*The input*.

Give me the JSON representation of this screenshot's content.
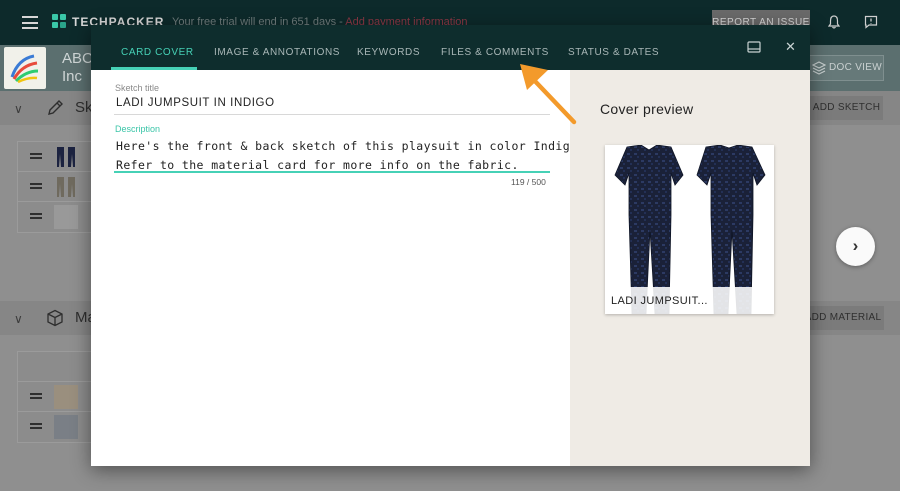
{
  "app": {
    "brand": "TECHPACKER",
    "trial_text": "Your free trial will end in 651 days -",
    "trial_link": "Add payment information",
    "report_label": "REPORT AN ISSUE",
    "company_line1": "ABC",
    "company_line2": "Inc",
    "doc_view_label": "DOC VIEW"
  },
  "sections": {
    "sketch_title": "Sk",
    "add_sketch_label": "ADD SKETCH",
    "material_title": "Ma",
    "add_material_label": "ADD MATERIAL"
  },
  "modal": {
    "tabs": [
      {
        "label": "CARD COVER",
        "active": true
      },
      {
        "label": "IMAGE & ANNOTATIONS",
        "active": false
      },
      {
        "label": "KEYWORDS",
        "active": false
      },
      {
        "label": "FILES & COMMENTS",
        "active": false
      },
      {
        "label": "STATUS & DATES",
        "active": false
      }
    ],
    "sketch_title_label": "Sketch title",
    "sketch_title_value": "LADI JUMPSUIT IN INDIGO",
    "description_label": "Description",
    "description_line1": "Here's the front & back sketch of this playsuit in color Indigo",
    "description_line2": "Refer to the material card for more info on the fabric.",
    "char_count": "119 / 500",
    "preview_title": "Cover preview",
    "cover_caption": "LADI JUMPSUIT..."
  },
  "colors": {
    "accent": "#46d1b6",
    "modal_header": "#0e2d2d",
    "preview_bg": "#efebe5",
    "arrow": "#f39a2b",
    "garment": "#1c2340"
  },
  "icons": [
    "menu-icon",
    "techpacker-logo",
    "bell-icon",
    "feedback-icon",
    "layout-icon",
    "close-icon",
    "pencil-icon",
    "cube-icon",
    "chevron-right-icon",
    "drag-handle-icon"
  ]
}
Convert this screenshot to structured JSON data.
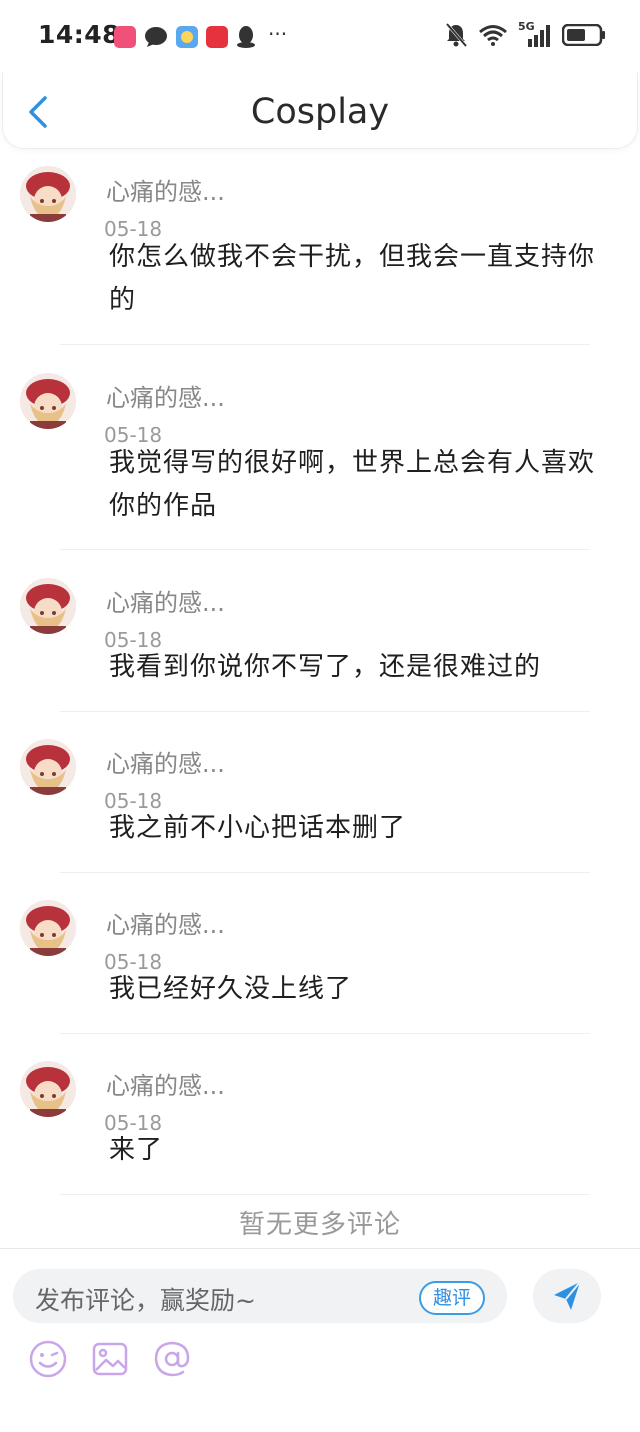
{
  "status_bar": {
    "time": "14:48",
    "more": "···",
    "network": "5G"
  },
  "header": {
    "title": "Cosplay"
  },
  "comments": [
    {
      "user": "心痛的感...",
      "date": "05-18",
      "text": "你怎么做我不会干扰，但我会一直支持你的"
    },
    {
      "user": "心痛的感...",
      "date": "05-18",
      "text": "我觉得写的很好啊，世界上总会有人喜欢你的作品"
    },
    {
      "user": "心痛的感...",
      "date": "05-18",
      "text": "我看到你说你不写了，还是很难过的"
    },
    {
      "user": "心痛的感...",
      "date": "05-18",
      "text": "我之前不小心把话本删了"
    },
    {
      "user": "心痛的感...",
      "date": "05-18",
      "text": "我已经好久没上线了"
    },
    {
      "user": "心痛的感...",
      "date": "05-18",
      "text": "来了"
    }
  ],
  "footer_note": "暂无更多评论",
  "composer": {
    "placeholder": "发布评论，赢奖励~",
    "badge": "趣评"
  },
  "colors": {
    "accent": "#2f8fe0",
    "toolbar_icon": "#c9a6ea"
  },
  "icons": [
    "back-arrow-icon",
    "send-icon",
    "emoji-icon",
    "image-icon",
    "mention-icon"
  ]
}
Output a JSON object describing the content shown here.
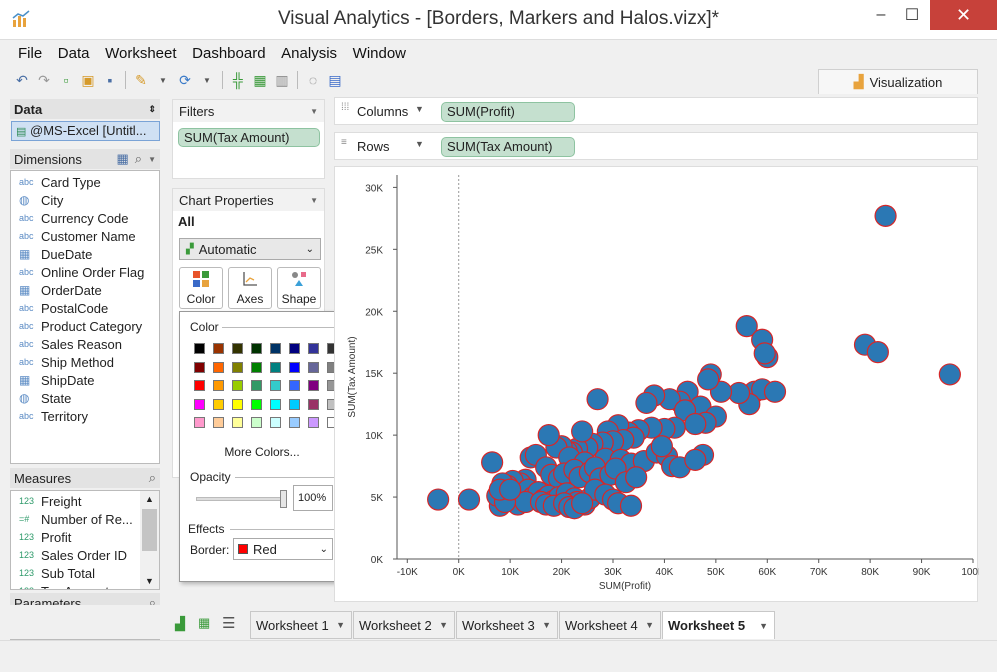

*Aim*.
Take the records above and transcribe them exactly, dropping every picture.

*Correct response*.
Give me the JSON representation of this screenshot's content.
{
  "app": {
    "brand": "TECHPACKER",
    "trial_text": "Your free trial will end in 651 days -",
    "trial_link": "Add payment information",
    "report_label": "REPORT AN ISSUE",
    "company_line1": "ABC",
    "company_line2": "Inc",
    "doc_view_label": "DOC VIEW"
  },
  "sections": {
    "sketch_title": "Sk",
    "add_sketch_label": "ADD SKETCH",
    "material_title": "Ma",
    "add_material_label": "ADD MATERIAL"
  },
  "modal": {
    "tabs": [
      {
        "label": "CARD COVER",
        "active": true
      },
      {
        "label": "IMAGE & ANNOTATIONS",
        "active": false
      },
      {
        "label": "KEYWORDS",
        "active": false
      },
      {
        "label": "FILES & COMMENTS",
        "active": false
      },
      {
        "label": "STATUS & DATES",
        "active": false
      }
    ],
    "sketch_title_label": "Sketch title",
    "sketch_title_value": "LADI JUMPSUIT IN INDIGO",
    "description_label": "Description",
    "description_line1": "Here's the front & back sketch of this playsuit in color Indigo",
    "description_line2": "Refer to the material card for more info on the fabric.",
    "char_count": "119 / 500",
    "preview_title": "Cover preview",
    "cover_caption": "LADI JUMPSUIT..."
  },
  "colors": {
    "accent": "#46d1b6",
    "modal_header": "#0e2d2d",
    "preview_bg": "#efebe5",
    "arrow": "#f39a2b",
    "garment": "#1c2340"
  },
  "icons": [
    "menu-icon",
    "techpacker-logo",
    "bell-icon",
    "feedback-icon",
    "layout-icon",
    "close-icon",
    "pencil-icon",
    "cube-icon",
    "chevron-right-icon",
    "drag-handle-icon"
  ]
}
Convert this screenshot to structured JSON data.
{
  "status_bar": {
    "time": "14:48",
    "more": "···",
    "network": "5G"
  },
  "header": {
    "title": "Cosplay"
  },
  "comments": [
    {
      "user": "心痛的感...",
      "date": "05-18",
      "text": "你怎么做我不会干扰，但我会一直支持你的"
    },
    {
      "user": "心痛的感...",
      "date": "05-18",
      "text": "我觉得写的很好啊，世界上总会有人喜欢你的作品"
    },
    {
      "user": "心痛的感...",
      "date": "05-18",
      "text": "我看到你说你不写了，还是很难过的"
    },
    {
      "user": "心痛的感...",
      "date": "05-18",
      "text": "我之前不小心把话本删了"
    },
    {
      "user": "心痛的感...",
      "date": "05-18",
      "text": "我已经好久没上线了"
    },
    {
      "user": "心痛的感...",
      "date": "05-18",
      "text": "来了"
    }
  ],
  "footer_note": "暂无更多评论",
  "composer": {
    "placeholder": "发布评论，赢奖励~",
    "badge": "趣评"
  },
  "colors": {
    "accent": "#2f8fe0",
    "toolbar_icon": "#c9a6ea"
  },
  "icons": [
    "back-arrow-icon",
    "send-icon",
    "emoji-icon",
    "image-icon",
    "mention-icon"
  ]
}
Output a JSON object describing the content shown here.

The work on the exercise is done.